* start DATA EXCERPTS *

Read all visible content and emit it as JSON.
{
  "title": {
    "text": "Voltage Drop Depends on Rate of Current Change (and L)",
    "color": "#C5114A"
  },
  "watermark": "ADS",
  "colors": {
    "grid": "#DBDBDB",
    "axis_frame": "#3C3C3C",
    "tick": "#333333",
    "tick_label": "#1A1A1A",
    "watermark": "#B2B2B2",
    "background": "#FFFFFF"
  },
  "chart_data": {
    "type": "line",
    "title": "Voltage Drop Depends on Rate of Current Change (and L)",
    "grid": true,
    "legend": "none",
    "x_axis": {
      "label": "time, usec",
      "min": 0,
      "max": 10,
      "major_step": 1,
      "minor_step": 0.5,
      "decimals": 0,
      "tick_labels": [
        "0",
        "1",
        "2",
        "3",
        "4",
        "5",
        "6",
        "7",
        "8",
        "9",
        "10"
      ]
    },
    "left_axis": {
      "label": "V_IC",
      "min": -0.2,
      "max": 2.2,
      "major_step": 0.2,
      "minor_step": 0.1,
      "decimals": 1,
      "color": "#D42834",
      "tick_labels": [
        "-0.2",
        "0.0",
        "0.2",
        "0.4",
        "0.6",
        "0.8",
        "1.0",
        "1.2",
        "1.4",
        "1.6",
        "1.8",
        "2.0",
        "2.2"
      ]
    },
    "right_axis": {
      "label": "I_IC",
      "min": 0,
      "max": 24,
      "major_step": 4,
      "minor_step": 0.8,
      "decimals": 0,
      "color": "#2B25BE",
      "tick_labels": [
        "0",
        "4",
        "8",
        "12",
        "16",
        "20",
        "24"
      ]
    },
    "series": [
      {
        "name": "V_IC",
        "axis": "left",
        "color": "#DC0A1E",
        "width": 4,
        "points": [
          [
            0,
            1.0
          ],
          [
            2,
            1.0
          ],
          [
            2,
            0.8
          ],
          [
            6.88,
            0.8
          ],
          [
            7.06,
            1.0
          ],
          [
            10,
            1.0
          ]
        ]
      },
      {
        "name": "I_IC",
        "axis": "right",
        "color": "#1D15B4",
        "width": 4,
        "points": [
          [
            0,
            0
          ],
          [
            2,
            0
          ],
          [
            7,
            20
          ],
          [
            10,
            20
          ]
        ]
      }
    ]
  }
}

* end DATA EXCERPTS *

■ **WORK TO BE COMPLETED**: Output each entry precisely as given.

■ **EXERCISE ANSWER**:
Read all visible content and emit it as JSON.
{
  "title": {
    "text": "Voltage Drop Depends on Rate of Current Change (and L)",
    "color": "#C5114A"
  },
  "watermark": "ADS",
  "colors": {
    "grid": "#DBDBDB",
    "axis_frame": "#3C3C3C",
    "tick": "#333333",
    "tick_label": "#1A1A1A",
    "watermark": "#B2B2B2",
    "background": "#FFFFFF"
  },
  "chart_data": {
    "type": "line",
    "title": "Voltage Drop Depends on Rate of Current Change (and L)",
    "grid": true,
    "legend": "none",
    "x_axis": {
      "label": "time, usec",
      "min": 0,
      "max": 10,
      "major_step": 1,
      "minor_step": 0.5,
      "decimals": 0,
      "tick_labels": [
        "0",
        "1",
        "2",
        "3",
        "4",
        "5",
        "6",
        "7",
        "8",
        "9",
        "10"
      ]
    },
    "left_axis": {
      "label": "V_IC",
      "min": -0.2,
      "max": 2.2,
      "major_step": 0.2,
      "minor_step": 0.1,
      "decimals": 1,
      "color": "#D42834",
      "tick_labels": [
        "-0.2",
        "0.0",
        "0.2",
        "0.4",
        "0.6",
        "0.8",
        "1.0",
        "1.2",
        "1.4",
        "1.6",
        "1.8",
        "2.0",
        "2.2"
      ]
    },
    "right_axis": {
      "label": "I_IC",
      "min": 0,
      "max": 24,
      "major_step": 4,
      "minor_step": 0.8,
      "decimals": 0,
      "color": "#2B25BE",
      "tick_labels": [
        "0",
        "4",
        "8",
        "12",
        "16",
        "20",
        "24"
      ]
    },
    "series": [
      {
        "name": "V_IC",
        "axis": "left",
        "color": "#DC0A1E",
        "width": 4,
        "points": [
          [
            0,
            1.0
          ],
          [
            2,
            1.0
          ],
          [
            2,
            0.8
          ],
          [
            6.88,
            0.8
          ],
          [
            7.06,
            1.0
          ],
          [
            10,
            1.0
          ]
        ]
      },
      {
        "name": "I_IC",
        "axis": "right",
        "color": "#1D15B4",
        "width": 4,
        "points": [
          [
            0,
            0
          ],
          [
            2,
            0
          ],
          [
            7,
            20
          ],
          [
            10,
            20
          ]
        ]
      }
    ]
  }
}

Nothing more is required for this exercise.